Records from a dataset
|---|

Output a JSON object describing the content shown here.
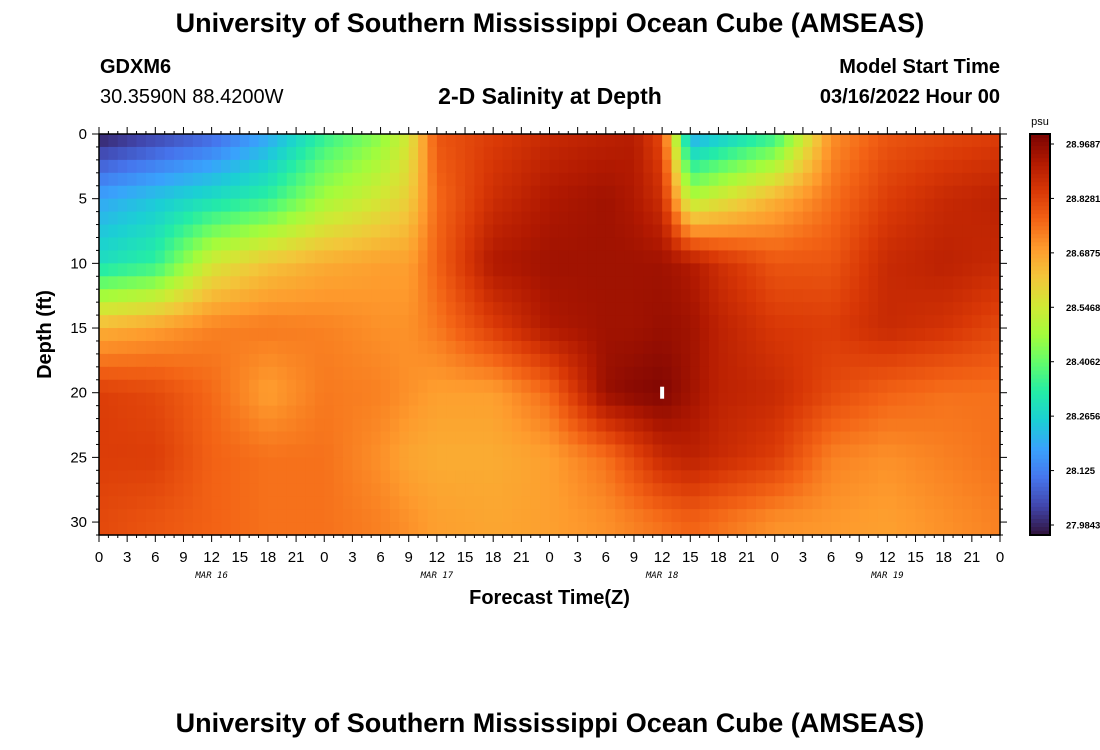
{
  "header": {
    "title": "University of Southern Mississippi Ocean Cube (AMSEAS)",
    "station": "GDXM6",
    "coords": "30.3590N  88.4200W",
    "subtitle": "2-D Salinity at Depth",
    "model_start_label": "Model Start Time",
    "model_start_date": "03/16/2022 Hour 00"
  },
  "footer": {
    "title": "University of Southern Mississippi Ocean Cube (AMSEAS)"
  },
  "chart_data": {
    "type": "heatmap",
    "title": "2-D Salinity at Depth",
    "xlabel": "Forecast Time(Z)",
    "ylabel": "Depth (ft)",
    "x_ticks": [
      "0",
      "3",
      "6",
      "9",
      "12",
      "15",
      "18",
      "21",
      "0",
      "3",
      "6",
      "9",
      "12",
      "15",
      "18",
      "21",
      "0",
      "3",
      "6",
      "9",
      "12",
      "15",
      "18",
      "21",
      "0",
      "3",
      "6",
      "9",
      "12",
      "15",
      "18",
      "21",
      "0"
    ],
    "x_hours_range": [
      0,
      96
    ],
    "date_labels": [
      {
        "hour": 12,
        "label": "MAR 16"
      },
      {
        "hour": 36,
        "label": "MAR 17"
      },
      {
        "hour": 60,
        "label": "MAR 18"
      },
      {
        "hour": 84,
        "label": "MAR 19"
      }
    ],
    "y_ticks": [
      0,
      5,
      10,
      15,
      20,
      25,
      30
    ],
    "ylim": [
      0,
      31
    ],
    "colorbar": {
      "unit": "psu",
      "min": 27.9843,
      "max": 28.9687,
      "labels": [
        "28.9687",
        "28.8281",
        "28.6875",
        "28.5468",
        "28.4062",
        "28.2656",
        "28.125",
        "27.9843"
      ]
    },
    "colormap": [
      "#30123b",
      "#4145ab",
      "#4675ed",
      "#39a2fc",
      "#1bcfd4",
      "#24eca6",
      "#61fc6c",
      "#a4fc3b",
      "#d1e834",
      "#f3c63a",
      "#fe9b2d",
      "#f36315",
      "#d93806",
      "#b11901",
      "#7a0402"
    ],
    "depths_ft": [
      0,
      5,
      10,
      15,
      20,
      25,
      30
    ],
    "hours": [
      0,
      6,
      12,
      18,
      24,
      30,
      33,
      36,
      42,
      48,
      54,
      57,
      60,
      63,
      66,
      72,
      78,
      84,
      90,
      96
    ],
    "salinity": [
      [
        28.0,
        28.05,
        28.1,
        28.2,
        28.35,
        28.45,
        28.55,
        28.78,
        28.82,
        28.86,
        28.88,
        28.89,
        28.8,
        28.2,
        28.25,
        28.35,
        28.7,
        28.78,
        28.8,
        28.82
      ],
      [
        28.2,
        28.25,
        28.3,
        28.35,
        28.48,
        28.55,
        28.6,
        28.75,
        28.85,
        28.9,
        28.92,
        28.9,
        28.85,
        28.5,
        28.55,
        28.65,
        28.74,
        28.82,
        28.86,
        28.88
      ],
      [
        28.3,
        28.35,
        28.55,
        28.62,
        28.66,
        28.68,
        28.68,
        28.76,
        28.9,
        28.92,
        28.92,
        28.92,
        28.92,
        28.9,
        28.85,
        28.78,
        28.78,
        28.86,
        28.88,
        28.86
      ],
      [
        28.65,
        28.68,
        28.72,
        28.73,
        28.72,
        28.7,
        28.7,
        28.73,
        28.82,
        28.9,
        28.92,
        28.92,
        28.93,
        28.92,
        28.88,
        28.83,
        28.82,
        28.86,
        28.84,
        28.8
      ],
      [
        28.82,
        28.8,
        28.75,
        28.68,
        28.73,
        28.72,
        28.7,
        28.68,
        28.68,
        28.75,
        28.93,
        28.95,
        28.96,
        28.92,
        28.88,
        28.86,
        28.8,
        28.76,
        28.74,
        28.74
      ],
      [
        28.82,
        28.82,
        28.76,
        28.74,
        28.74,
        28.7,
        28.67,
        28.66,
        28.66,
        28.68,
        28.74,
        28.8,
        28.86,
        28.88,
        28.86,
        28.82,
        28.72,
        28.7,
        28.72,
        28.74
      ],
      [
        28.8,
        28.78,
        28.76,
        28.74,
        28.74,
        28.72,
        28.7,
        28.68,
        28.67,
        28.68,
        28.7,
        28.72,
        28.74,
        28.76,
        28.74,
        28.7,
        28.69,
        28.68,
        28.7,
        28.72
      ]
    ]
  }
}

|---|

• Task to complete
Write every entry out again exactly, dropping the pictures.

• Full output
Output a JSON object describing the content shown here.
{
  "header": {
    "title": "University of Southern Mississippi Ocean Cube (AMSEAS)",
    "station": "GDXM6",
    "coords": "30.3590N  88.4200W",
    "subtitle": "2-D Salinity at Depth",
    "model_start_label": "Model Start Time",
    "model_start_date": "03/16/2022 Hour 00"
  },
  "footer": {
    "title": "University of Southern Mississippi Ocean Cube (AMSEAS)"
  },
  "chart_data": {
    "type": "heatmap",
    "title": "2-D Salinity at Depth",
    "xlabel": "Forecast Time(Z)",
    "ylabel": "Depth (ft)",
    "x_ticks": [
      "0",
      "3",
      "6",
      "9",
      "12",
      "15",
      "18",
      "21",
      "0",
      "3",
      "6",
      "9",
      "12",
      "15",
      "18",
      "21",
      "0",
      "3",
      "6",
      "9",
      "12",
      "15",
      "18",
      "21",
      "0",
      "3",
      "6",
      "9",
      "12",
      "15",
      "18",
      "21",
      "0"
    ],
    "x_hours_range": [
      0,
      96
    ],
    "date_labels": [
      {
        "hour": 12,
        "label": "MAR 16"
      },
      {
        "hour": 36,
        "label": "MAR 17"
      },
      {
        "hour": 60,
        "label": "MAR 18"
      },
      {
        "hour": 84,
        "label": "MAR 19"
      }
    ],
    "y_ticks": [
      0,
      5,
      10,
      15,
      20,
      25,
      30
    ],
    "ylim": [
      0,
      31
    ],
    "colorbar": {
      "unit": "psu",
      "min": 27.9843,
      "max": 28.9687,
      "labels": [
        "28.9687",
        "28.8281",
        "28.6875",
        "28.5468",
        "28.4062",
        "28.2656",
        "28.125",
        "27.9843"
      ]
    },
    "colormap": [
      "#30123b",
      "#4145ab",
      "#4675ed",
      "#39a2fc",
      "#1bcfd4",
      "#24eca6",
      "#61fc6c",
      "#a4fc3b",
      "#d1e834",
      "#f3c63a",
      "#fe9b2d",
      "#f36315",
      "#d93806",
      "#b11901",
      "#7a0402"
    ],
    "depths_ft": [
      0,
      5,
      10,
      15,
      20,
      25,
      30
    ],
    "hours": [
      0,
      6,
      12,
      18,
      24,
      30,
      33,
      36,
      42,
      48,
      54,
      57,
      60,
      63,
      66,
      72,
      78,
      84,
      90,
      96
    ],
    "salinity": [
      [
        28.0,
        28.05,
        28.1,
        28.2,
        28.35,
        28.45,
        28.55,
        28.78,
        28.82,
        28.86,
        28.88,
        28.89,
        28.8,
        28.2,
        28.25,
        28.35,
        28.7,
        28.78,
        28.8,
        28.82
      ],
      [
        28.2,
        28.25,
        28.3,
        28.35,
        28.48,
        28.55,
        28.6,
        28.75,
        28.85,
        28.9,
        28.92,
        28.9,
        28.85,
        28.5,
        28.55,
        28.65,
        28.74,
        28.82,
        28.86,
        28.88
      ],
      [
        28.3,
        28.35,
        28.55,
        28.62,
        28.66,
        28.68,
        28.68,
        28.76,
        28.9,
        28.92,
        28.92,
        28.92,
        28.92,
        28.9,
        28.85,
        28.78,
        28.78,
        28.86,
        28.88,
        28.86
      ],
      [
        28.65,
        28.68,
        28.72,
        28.73,
        28.72,
        28.7,
        28.7,
        28.73,
        28.82,
        28.9,
        28.92,
        28.92,
        28.93,
        28.92,
        28.88,
        28.83,
        28.82,
        28.86,
        28.84,
        28.8
      ],
      [
        28.82,
        28.8,
        28.75,
        28.68,
        28.73,
        28.72,
        28.7,
        28.68,
        28.68,
        28.75,
        28.93,
        28.95,
        28.96,
        28.92,
        28.88,
        28.86,
        28.8,
        28.76,
        28.74,
        28.74
      ],
      [
        28.82,
        28.82,
        28.76,
        28.74,
        28.74,
        28.7,
        28.67,
        28.66,
        28.66,
        28.68,
        28.74,
        28.8,
        28.86,
        28.88,
        28.86,
        28.82,
        28.72,
        28.7,
        28.72,
        28.74
      ],
      [
        28.8,
        28.78,
        28.76,
        28.74,
        28.74,
        28.72,
        28.7,
        28.68,
        28.67,
        28.68,
        28.7,
        28.72,
        28.74,
        28.76,
        28.74,
        28.7,
        28.69,
        28.68,
        28.7,
        28.72
      ]
    ]
  }
}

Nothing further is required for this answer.